Start of Records for this task
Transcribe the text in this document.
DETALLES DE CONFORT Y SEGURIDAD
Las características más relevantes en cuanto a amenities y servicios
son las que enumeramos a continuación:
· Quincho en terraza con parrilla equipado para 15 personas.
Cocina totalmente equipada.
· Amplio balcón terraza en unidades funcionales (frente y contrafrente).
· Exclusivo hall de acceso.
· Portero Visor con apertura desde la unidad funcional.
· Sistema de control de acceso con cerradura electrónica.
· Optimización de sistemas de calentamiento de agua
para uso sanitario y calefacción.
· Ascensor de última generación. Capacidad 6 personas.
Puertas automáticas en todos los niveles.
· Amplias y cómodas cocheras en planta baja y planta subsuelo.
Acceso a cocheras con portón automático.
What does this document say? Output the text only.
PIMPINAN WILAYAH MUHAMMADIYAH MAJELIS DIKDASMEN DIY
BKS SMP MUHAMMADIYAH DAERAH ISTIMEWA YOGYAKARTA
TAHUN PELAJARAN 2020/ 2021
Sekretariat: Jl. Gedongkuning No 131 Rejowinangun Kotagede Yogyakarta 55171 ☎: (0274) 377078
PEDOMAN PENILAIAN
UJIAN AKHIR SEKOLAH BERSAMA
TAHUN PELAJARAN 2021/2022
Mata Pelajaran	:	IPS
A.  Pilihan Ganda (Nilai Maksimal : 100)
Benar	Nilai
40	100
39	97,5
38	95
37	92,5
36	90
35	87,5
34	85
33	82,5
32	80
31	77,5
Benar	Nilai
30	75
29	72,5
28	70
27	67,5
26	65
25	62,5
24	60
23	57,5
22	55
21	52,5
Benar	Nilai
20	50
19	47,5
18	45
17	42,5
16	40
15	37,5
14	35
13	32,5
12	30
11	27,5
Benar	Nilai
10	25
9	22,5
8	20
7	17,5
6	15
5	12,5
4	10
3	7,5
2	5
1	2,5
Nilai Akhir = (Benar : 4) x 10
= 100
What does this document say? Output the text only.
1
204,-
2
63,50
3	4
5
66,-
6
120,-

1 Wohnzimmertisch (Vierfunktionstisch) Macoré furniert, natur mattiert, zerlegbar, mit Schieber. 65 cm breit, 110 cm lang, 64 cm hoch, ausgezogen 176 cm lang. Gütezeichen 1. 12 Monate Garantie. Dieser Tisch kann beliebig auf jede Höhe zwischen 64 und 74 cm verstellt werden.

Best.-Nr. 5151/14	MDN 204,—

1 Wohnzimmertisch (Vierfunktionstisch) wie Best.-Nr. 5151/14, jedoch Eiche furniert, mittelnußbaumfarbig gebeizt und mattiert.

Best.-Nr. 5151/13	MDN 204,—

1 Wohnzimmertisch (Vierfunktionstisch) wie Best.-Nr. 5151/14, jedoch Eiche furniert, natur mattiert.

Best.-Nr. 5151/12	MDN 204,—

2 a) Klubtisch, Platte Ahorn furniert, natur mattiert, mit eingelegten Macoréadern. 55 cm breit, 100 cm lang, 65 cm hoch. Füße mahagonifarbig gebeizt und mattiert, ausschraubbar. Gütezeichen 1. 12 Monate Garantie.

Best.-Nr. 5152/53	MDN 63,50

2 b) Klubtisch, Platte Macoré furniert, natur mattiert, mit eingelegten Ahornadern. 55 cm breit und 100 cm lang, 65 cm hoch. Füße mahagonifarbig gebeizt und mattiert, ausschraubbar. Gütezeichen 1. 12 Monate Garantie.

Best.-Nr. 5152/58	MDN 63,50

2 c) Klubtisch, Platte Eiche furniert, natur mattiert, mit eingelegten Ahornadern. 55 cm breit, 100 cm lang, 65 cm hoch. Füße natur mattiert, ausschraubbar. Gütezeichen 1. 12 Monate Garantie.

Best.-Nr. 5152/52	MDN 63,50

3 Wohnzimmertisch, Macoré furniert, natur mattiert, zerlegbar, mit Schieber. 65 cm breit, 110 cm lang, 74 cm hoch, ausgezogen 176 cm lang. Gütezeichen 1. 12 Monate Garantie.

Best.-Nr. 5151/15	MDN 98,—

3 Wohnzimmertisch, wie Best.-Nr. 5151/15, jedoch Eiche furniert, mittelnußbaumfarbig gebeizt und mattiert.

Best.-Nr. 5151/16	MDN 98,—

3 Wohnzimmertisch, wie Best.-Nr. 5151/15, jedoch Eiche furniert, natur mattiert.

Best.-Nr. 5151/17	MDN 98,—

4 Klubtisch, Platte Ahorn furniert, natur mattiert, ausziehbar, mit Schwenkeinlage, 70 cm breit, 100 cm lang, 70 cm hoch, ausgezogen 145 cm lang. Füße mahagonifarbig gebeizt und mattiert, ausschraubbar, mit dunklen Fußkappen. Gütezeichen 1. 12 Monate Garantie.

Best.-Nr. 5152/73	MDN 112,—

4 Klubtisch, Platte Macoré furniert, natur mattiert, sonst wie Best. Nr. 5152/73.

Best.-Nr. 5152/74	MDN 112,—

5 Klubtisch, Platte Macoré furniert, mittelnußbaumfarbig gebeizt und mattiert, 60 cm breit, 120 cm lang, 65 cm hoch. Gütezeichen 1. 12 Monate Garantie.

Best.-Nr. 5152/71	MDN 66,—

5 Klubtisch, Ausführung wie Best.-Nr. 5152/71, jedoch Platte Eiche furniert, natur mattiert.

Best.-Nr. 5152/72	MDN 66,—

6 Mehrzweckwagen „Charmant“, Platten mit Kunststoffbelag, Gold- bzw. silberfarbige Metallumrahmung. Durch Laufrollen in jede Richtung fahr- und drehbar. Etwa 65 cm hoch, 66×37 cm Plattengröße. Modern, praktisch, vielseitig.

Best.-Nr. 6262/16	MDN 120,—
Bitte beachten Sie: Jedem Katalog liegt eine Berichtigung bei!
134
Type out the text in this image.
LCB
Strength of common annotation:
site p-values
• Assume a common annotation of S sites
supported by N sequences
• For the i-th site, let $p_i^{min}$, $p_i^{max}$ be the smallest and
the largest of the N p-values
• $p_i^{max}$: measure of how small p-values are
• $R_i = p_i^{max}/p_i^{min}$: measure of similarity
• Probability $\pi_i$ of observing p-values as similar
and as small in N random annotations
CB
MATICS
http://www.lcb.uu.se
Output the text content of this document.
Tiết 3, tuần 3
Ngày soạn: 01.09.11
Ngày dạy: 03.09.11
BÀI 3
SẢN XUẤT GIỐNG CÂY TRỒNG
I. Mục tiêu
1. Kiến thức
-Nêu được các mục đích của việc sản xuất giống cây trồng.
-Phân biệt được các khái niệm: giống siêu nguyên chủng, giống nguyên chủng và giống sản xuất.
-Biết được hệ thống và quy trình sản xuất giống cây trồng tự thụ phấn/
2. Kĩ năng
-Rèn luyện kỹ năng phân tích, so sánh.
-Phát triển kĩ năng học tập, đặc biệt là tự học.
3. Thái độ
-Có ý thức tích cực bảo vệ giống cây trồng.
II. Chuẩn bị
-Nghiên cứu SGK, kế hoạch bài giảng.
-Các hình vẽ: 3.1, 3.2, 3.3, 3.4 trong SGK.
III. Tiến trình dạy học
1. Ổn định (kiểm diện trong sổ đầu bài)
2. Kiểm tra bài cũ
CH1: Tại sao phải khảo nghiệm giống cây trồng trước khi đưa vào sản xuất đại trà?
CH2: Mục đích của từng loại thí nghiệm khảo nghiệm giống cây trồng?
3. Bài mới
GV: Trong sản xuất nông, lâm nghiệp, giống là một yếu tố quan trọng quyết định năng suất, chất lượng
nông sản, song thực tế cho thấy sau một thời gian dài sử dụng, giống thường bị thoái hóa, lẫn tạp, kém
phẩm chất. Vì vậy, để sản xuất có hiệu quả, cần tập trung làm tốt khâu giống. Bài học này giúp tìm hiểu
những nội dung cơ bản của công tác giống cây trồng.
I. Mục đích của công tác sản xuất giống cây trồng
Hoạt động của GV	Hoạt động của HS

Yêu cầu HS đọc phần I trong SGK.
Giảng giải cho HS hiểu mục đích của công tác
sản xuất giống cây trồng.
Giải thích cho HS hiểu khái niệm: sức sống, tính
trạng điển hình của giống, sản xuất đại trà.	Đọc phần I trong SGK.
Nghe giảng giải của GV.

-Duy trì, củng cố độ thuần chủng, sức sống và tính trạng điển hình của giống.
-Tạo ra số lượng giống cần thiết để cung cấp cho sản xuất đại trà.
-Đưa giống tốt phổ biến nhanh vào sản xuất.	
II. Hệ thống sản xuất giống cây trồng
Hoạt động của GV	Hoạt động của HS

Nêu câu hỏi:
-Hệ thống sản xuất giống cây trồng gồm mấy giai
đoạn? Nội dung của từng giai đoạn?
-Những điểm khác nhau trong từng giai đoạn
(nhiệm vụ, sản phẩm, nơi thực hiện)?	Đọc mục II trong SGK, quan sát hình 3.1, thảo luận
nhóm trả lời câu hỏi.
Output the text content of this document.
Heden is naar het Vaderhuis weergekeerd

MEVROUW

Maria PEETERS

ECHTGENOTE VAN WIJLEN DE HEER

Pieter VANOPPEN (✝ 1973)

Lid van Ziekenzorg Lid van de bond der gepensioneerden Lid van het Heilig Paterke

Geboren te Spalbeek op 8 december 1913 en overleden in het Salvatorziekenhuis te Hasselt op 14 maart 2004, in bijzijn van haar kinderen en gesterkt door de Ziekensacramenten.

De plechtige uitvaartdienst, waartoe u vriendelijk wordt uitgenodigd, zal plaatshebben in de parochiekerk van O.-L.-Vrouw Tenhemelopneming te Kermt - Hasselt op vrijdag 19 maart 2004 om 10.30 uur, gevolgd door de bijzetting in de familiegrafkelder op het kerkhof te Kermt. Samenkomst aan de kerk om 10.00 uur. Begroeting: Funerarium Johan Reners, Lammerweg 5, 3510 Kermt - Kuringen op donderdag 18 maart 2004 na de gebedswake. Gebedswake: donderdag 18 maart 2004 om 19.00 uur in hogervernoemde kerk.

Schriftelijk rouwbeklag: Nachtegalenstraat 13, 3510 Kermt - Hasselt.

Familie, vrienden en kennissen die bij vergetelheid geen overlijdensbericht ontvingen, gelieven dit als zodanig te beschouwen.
End of Records for this task
Goal: Pull out each line of the entries that contains "maart".

Solution:
Geboren te Spalbeek op 8 december 1913 en overleden in het Salvatorziekenhuis te Hasselt op 14 maart 2004, in bijzijn van haar kinderen en gesterkt door de Ziekensacramenten.
De plechtige uitvaartdienst, waartoe u vriendelijk wordt uitgenodigd, zal plaatshebben in de parochiekerk van O.-L.-Vrouw Tenhemelopneming te Kermt - Hasselt op vrijdag 19 maart 2004 om 10.30 uur, gevolgd door de bijzetting in de familiegrafkelder op het kerkhof te Kermt. Samenkomst aan de kerk om 10.00 uur. Begroeting: Funerarium Johan Reners, Lammerweg 5, 3510 Kermt - Kuringen op donderdag 18 maart 2004 na de gebedswake. Gebedswake: donderdag 18 maart 2004 om 19.00 uur in hogervernoemde kerk.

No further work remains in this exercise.